MATERIAL SUPPLIED
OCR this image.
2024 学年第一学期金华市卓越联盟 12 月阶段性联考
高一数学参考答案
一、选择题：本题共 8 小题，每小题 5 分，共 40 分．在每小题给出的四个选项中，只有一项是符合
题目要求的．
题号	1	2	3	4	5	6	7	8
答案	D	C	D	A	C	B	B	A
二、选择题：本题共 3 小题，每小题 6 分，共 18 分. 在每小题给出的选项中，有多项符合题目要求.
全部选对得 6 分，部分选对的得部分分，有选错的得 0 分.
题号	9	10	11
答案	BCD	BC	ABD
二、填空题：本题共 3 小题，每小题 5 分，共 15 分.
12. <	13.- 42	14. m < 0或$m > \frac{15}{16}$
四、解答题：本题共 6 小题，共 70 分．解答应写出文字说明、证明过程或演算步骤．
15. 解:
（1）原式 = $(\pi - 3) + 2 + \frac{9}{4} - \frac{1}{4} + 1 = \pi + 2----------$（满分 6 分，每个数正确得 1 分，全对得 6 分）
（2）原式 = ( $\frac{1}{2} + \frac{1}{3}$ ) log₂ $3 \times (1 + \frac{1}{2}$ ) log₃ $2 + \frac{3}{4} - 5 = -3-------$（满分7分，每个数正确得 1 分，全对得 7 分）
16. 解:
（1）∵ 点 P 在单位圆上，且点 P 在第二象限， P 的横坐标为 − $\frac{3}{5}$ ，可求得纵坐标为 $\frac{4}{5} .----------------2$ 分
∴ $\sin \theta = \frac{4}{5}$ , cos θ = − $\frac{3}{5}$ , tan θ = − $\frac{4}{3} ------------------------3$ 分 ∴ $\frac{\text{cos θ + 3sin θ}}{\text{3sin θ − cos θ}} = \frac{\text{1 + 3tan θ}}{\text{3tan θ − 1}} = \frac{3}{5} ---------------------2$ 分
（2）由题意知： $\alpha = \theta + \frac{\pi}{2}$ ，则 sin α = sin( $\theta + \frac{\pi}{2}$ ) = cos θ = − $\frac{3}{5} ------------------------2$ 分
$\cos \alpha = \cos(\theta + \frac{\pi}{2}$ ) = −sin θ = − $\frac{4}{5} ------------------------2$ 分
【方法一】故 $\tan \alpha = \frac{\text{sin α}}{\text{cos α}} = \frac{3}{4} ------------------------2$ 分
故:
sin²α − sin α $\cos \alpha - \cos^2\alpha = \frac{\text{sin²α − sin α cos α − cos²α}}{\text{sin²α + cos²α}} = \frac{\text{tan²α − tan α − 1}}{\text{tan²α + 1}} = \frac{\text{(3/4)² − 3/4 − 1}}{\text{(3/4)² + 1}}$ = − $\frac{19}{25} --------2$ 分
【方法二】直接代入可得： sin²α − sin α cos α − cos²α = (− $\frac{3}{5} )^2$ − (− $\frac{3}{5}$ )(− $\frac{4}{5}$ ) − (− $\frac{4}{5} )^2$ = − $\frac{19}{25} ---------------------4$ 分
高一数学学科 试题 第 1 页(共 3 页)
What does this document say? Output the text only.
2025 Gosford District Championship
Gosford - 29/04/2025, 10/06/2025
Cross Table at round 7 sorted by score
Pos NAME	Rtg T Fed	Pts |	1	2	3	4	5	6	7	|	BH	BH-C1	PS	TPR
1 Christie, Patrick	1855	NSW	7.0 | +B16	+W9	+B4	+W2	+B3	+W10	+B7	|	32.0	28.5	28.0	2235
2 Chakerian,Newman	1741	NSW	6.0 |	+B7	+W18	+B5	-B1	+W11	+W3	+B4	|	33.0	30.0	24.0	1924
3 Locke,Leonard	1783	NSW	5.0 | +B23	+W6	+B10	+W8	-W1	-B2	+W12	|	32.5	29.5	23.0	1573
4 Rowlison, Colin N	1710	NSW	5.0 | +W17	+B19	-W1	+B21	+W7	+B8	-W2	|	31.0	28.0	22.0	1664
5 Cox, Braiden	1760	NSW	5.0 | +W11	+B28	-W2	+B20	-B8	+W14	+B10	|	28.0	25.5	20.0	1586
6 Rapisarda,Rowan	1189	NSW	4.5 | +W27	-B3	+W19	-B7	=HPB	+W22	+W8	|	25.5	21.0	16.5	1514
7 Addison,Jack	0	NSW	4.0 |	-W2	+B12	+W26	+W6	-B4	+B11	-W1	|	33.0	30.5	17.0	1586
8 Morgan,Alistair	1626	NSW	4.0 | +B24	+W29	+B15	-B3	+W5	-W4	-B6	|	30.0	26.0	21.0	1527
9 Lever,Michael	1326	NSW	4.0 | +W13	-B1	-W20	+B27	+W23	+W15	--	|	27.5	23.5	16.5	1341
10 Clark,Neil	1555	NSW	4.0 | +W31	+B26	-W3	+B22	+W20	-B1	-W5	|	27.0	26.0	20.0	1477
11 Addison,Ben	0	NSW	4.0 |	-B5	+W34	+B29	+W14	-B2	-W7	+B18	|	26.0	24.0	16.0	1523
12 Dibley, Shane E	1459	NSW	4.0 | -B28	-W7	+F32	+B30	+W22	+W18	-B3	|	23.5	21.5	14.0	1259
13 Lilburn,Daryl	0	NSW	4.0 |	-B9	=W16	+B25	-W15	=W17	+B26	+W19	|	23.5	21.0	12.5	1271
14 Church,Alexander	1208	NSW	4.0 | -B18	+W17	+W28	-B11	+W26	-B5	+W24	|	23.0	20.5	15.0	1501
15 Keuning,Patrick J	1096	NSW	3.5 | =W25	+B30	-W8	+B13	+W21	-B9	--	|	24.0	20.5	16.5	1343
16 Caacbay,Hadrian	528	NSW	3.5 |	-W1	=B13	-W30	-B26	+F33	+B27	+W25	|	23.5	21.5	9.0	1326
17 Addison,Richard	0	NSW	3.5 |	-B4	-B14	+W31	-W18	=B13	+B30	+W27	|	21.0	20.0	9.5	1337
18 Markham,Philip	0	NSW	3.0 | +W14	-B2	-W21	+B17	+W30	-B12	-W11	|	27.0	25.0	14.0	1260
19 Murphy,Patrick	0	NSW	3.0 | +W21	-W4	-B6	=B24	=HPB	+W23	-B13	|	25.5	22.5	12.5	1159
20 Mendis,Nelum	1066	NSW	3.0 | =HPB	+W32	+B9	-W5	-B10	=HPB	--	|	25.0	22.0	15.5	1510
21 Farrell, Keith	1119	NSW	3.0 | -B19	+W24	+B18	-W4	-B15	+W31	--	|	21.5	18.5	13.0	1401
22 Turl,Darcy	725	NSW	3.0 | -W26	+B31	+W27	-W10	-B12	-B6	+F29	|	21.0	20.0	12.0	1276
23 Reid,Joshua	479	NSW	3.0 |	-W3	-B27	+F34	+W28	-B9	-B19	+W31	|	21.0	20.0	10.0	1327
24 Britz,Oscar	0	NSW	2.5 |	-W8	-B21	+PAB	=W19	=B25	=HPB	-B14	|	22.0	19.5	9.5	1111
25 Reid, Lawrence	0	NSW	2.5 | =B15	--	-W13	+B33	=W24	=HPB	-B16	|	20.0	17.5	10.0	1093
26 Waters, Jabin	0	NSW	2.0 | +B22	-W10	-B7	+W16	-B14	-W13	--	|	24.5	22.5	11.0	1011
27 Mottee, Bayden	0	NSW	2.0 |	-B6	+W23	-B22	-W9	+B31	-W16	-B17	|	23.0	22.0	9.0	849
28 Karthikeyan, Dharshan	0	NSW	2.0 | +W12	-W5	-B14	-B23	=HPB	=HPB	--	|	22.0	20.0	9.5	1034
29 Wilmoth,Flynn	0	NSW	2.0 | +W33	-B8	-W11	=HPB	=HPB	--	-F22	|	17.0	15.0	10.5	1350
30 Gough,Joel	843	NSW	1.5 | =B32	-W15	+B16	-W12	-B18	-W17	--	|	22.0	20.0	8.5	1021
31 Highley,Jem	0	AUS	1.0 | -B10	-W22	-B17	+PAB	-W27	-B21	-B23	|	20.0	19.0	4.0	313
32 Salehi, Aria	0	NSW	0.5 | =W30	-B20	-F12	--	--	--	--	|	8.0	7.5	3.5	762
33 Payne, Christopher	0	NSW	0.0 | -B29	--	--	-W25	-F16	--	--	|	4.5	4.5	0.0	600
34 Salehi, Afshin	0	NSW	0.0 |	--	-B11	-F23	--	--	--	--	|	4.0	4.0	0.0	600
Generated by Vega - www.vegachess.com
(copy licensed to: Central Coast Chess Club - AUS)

WRITTEN EXERCISE
Copy out every line of the material above that mentions the word "alpha".

TASK RESULT
（2）由题意知： $\alpha = \theta + \frac{\pi}{2}$ ，则 sin α = sin( $\theta + \frac{\pi}{2}$ ) = cos θ = − $\frac{3}{5} ------------------------2$ 分
$\cos \alpha = \cos(\theta + \frac{\pi}{2}$ ) = −sin θ = − $\frac{4}{5} ------------------------2$ 分
【方法一】故 $\tan \alpha = \frac{\text{sin α}}{\text{cos α}} = \frac{3}{4} ------------------------2$ 分
sin²α − sin α $\cos \alpha - \cos^2\alpha = \frac{\text{sin²α − sin α cos α − cos²α}}{\text{sin²α + cos²α}} = \frac{\text{tan²α − tan α − 1}}{\text{tan²α + 1}} = \frac{\text{(3/4)² − 3/4 − 1}}{\text{(3/4)² + 1}}$ = − $\frac{19}{25} --------2$ 分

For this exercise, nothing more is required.